■ Exercise objective
Set down the data below without change, skipping the pictures it holds.

● ● ●

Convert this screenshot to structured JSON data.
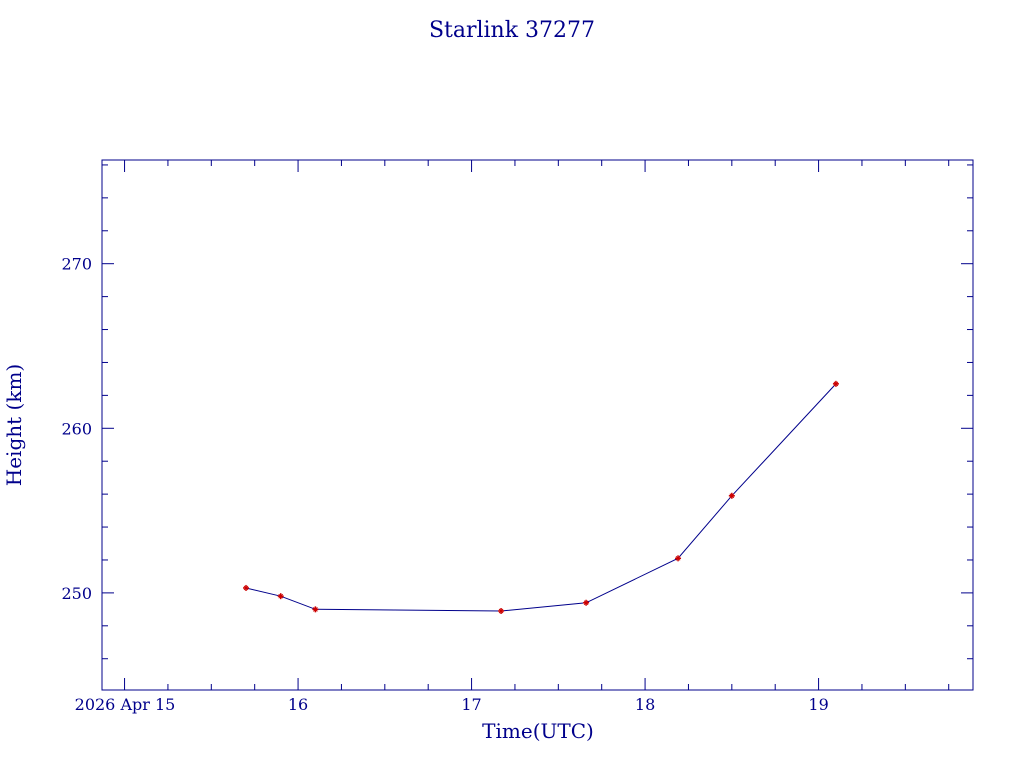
{
  "chart_data": {
    "type": "line",
    "title": "Starlink 37277",
    "xlabel": "Time(UTC)",
    "ylabel": "Height (km)",
    "x_axis_origin_label": "2026 Apr 15",
    "x_ticks": [
      {
        "value": 16,
        "label": "16"
      },
      {
        "value": 17,
        "label": "17"
      },
      {
        "value": 18,
        "label": "18"
      },
      {
        "value": 19,
        "label": "19"
      }
    ],
    "y_ticks": [
      {
        "value": 250,
        "label": "250"
      },
      {
        "value": 260,
        "label": "260"
      },
      {
        "value": 270,
        "label": "270"
      }
    ],
    "xlim": [
      14.87,
      19.89
    ],
    "ylim": [
      244.1,
      276.3
    ],
    "grid": false,
    "series": [
      {
        "x": [
          15.7,
          15.9,
          16.1,
          17.17,
          17.66,
          18.19,
          18.5,
          19.1
        ],
        "y": [
          250.3,
          249.8,
          249.0,
          248.9,
          249.4,
          252.1,
          255.9,
          262.7
        ],
        "line_color": "#00008b",
        "marker_color": "#cc0000"
      }
    ]
  }
}
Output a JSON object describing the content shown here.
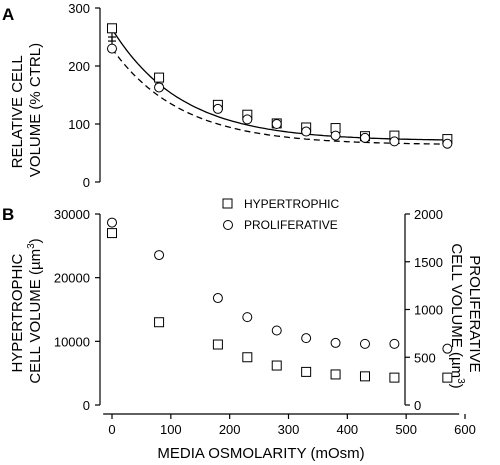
{
  "chart_data": [
    {
      "panel_label": "A",
      "type": "line",
      "ylabel_lines": [
        "RELATIVE CELL",
        "VOLUME (% CTRL)"
      ],
      "ylim": [
        0,
        300
      ],
      "xlim": [
        0,
        600
      ],
      "yticks": [
        0,
        100,
        200,
        300
      ],
      "grid": false,
      "series": [
        {
          "marker": "square",
          "line": "solid",
          "points": [
            {
              "x": 0,
              "y": 265,
              "err": 22
            },
            {
              "x": 80,
              "y": 180,
              "err": 6
            },
            {
              "x": 180,
              "y": 133,
              "err": 5
            },
            {
              "x": 230,
              "y": 116,
              "err": 5
            },
            {
              "x": 280,
              "y": 101,
              "err": 4
            },
            {
              "x": 330,
              "y": 94,
              "err": 4
            },
            {
              "x": 380,
              "y": 93,
              "err": 4
            },
            {
              "x": 430,
              "y": 79,
              "err": 6
            },
            {
              "x": 480,
              "y": 80,
              "err": 4
            },
            {
              "x": 570,
              "y": 74,
              "err": 4
            }
          ]
        },
        {
          "marker": "circle",
          "line": "dashed",
          "points": [
            {
              "x": 0,
              "y": 230,
              "err": 20
            },
            {
              "x": 80,
              "y": 163,
              "err": 6
            },
            {
              "x": 180,
              "y": 126,
              "err": 4
            },
            {
              "x": 230,
              "y": 108,
              "err": 4
            },
            {
              "x": 280,
              "y": 100,
              "err": 3
            },
            {
              "x": 330,
              "y": 87,
              "err": 3
            },
            {
              "x": 380,
              "y": 80,
              "err": 3
            },
            {
              "x": 430,
              "y": 76,
              "err": 3
            },
            {
              "x": 480,
              "y": 70,
              "err": 3
            },
            {
              "x": 570,
              "y": 66,
              "err": 3
            }
          ]
        }
      ],
      "fits": [
        {
          "line": "solid",
          "a": 71,
          "b": 193,
          "k": 0.0085
        },
        {
          "line": "dashed",
          "a": 64,
          "b": 166,
          "k": 0.0085
        }
      ]
    },
    {
      "panel_label": "B",
      "type": "scatter",
      "xlabel": "MEDIA OSMOLARITY (mOsm)",
      "xlim": [
        -15,
        600
      ],
      "xticks": [
        0,
        100,
        200,
        300,
        400,
        500,
        600
      ],
      "ylabel_left_lines": [
        "HYPERTROPHIC",
        "CELL VOLUME (µm",
        "3",
        ")"
      ],
      "ylabel_right_lines": [
        "PROLIFERATIVE",
        "CELL VOLUME (µm",
        "3",
        ")"
      ],
      "ylim_left": [
        0,
        30000
      ],
      "yticks_left": [
        0,
        10000,
        20000,
        30000
      ],
      "ylim_right": [
        0,
        2000
      ],
      "yticks_right": [
        0,
        500,
        1000,
        1500,
        2000
      ],
      "legend_position": "top-center",
      "grid": false,
      "series": [
        {
          "name": "HYPERTROPHIC",
          "marker": "square",
          "axis": "left",
          "points": [
            {
              "x": 0,
              "y": 27000
            },
            {
              "x": 80,
              "y": 13000
            },
            {
              "x": 180,
              "y": 9500
            },
            {
              "x": 230,
              "y": 7500
            },
            {
              "x": 280,
              "y": 6200
            },
            {
              "x": 330,
              "y": 5200
            },
            {
              "x": 380,
              "y": 4800
            },
            {
              "x": 430,
              "y": 4500
            },
            {
              "x": 480,
              "y": 4300
            },
            {
              "x": 570,
              "y": 4300
            }
          ]
        },
        {
          "name": "PROLIFERATIVE",
          "marker": "circle",
          "axis": "right",
          "points": [
            {
              "x": 0,
              "y": 1910
            },
            {
              "x": 80,
              "y": 1570
            },
            {
              "x": 180,
              "y": 1120
            },
            {
              "x": 230,
              "y": 920
            },
            {
              "x": 280,
              "y": 780
            },
            {
              "x": 330,
              "y": 700
            },
            {
              "x": 380,
              "y": 650
            },
            {
              "x": 430,
              "y": 640
            },
            {
              "x": 480,
              "y": 640
            },
            {
              "x": 570,
              "y": 590
            }
          ]
        }
      ]
    }
  ]
}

● ● ●

■ Completed exercise
Convert this screenshot to structured JSON data.
{
  "chart_data": {
    "type": "line",
    "title": "Starlink 37277",
    "xlabel": "Time(UTC)",
    "ylabel": "Height (km)",
    "x_axis_origin_label": "2026 Apr 15",
    "x_ticks": [
      {
        "value": 16,
        "label": "16"
      },
      {
        "value": 17,
        "label": "17"
      },
      {
        "value": 18,
        "label": "18"
      },
      {
        "value": 19,
        "label": "19"
      }
    ],
    "y_ticks": [
      {
        "value": 250,
        "label": "250"
      },
      {
        "value": 260,
        "label": "260"
      },
      {
        "value": 270,
        "label": "270"
      }
    ],
    "xlim": [
      14.87,
      19.89
    ],
    "ylim": [
      244.1,
      276.3
    ],
    "grid": false,
    "series": [
      {
        "x": [
          15.7,
          15.9,
          16.1,
          17.17,
          17.66,
          18.19,
          18.5,
          19.1
        ],
        "y": [
          250.3,
          249.8,
          249.0,
          248.9,
          249.4,
          252.1,
          255.9,
          262.7
        ],
        "line_color": "#00008b",
        "marker_color": "#cc0000"
      }
    ]
  }
}
Output a JSON object describing the content shown here.
{
  "chart_data": [
    {
      "panel_label": "A",
      "type": "line",
      "ylabel_lines": [
        "RELATIVE CELL",
        "VOLUME (% CTRL)"
      ],
      "ylim": [
        0,
        300
      ],
      "xlim": [
        0,
        600
      ],
      "yticks": [
        0,
        100,
        200,
        300
      ],
      "grid": false,
      "series": [
        {
          "marker": "square",
          "line": "solid",
          "points": [
            {
              "x": 0,
              "y": 265,
              "err": 22
            },
            {
              "x": 80,
              "y": 180,
              "err": 6
            },
            {
              "x": 180,
              "y": 133,
              "err": 5
            },
            {
              "x": 230,
              "y": 116,
              "err": 5
            },
            {
              "x": 280,
              "y": 101,
              "err": 4
            },
            {
              "x": 330,
              "y": 94,
              "err": 4
            },
            {
              "x": 380,
              "y": 93,
              "err": 4
            },
            {
              "x": 430,
              "y": 79,
              "err": 6
            },
            {
              "x": 480,
              "y": 80,
              "err": 4
            },
            {
              "x": 570,
              "y": 74,
              "err": 4
            }
          ]
        },
        {
          "marker": "circle",
          "line": "dashed",
          "points": [
            {
              "x": 0,
              "y": 230,
              "err": 20
            },
            {
              "x": 80,
              "y": 163,
              "err": 6
            },
            {
              "x": 180,
              "y": 126,
              "err": 4
            },
            {
              "x": 230,
              "y": 108,
              "err": 4
            },
            {
              "x": 280,
              "y": 100,
              "err": 3
            },
            {
              "x": 330,
              "y": 87,
              "err": 3
            },
            {
              "x": 380,
              "y": 80,
              "err": 3
            },
            {
              "x": 430,
              "y": 76,
              "err": 3
            },
            {
              "x": 480,
              "y": 70,
              "err": 3
            },
            {
              "x": 570,
              "y": 66,
              "err": 3
            }
          ]
        }
      ],
      "fits": [
        {
          "line": "solid",
          "a": 71,
          "b": 193,
          "k": 0.0085
        },
        {
          "line": "dashed",
          "a": 64,
          "b": 166,
          "k": 0.0085
        }
      ]
    },
    {
      "panel_label": "B",
      "type": "scatter",
      "xlabel": "MEDIA OSMOLARITY (mOsm)",
      "xlim": [
        -15,
        600
      ],
      "xticks": [
        0,
        100,
        200,
        300,
        400,
        500,
        600
      ],
      "ylabel_left_lines": [
        "HYPERTROPHIC",
        "CELL VOLUME (µm",
        "3",
        ")"
      ],
      "ylabel_right_lines": [
        "PROLIFERATIVE",
        "CELL VOLUME (µm",
        "3",
        ")"
      ],
      "ylim_left": [
        0,
        30000
      ],
      "yticks_left": [
        0,
        10000,
        20000,
        30000
      ],
      "ylim_right": [
        0,
        2000
      ],
      "yticks_right": [
        0,
        500,
        1000,
        1500,
        2000
      ],
      "legend_position": "top-center",
      "grid": false,
      "series": [
        {
          "name": "HYPERTROPHIC",
          "marker": "square",
          "axis": "left",
          "points": [
            {
              "x": 0,
              "y": 27000
            },
            {
              "x": 80,
              "y": 13000
            },
            {
              "x": 180,
              "y": 9500
            },
            {
              "x": 230,
              "y": 7500
            },
            {
              "x": 280,
              "y": 6200
            },
            {
              "x": 330,
              "y": 5200
            },
            {
              "x": 380,
              "y": 4800
            },
            {
              "x": 430,
              "y": 4500
            },
            {
              "x": 480,
              "y": 4300
            },
            {
              "x": 570,
              "y": 4300
            }
          ]
        },
        {
          "name": "PROLIFERATIVE",
          "marker": "circle",
          "axis": "right",
          "points": [
            {
              "x": 0,
              "y": 1910
            },
            {
              "x": 80,
              "y": 1570
            },
            {
              "x": 180,
              "y": 1120
            },
            {
              "x": 230,
              "y": 920
            },
            {
              "x": 280,
              "y": 780
            },
            {
              "x": 330,
              "y": 700
            },
            {
              "x": 380,
              "y": 650
            },
            {
              "x": 430,
              "y": 640
            },
            {
              "x": 480,
              "y": 640
            },
            {
              "x": 570,
              "y": 590
            }
          ]
        }
      ]
    }
  ]
}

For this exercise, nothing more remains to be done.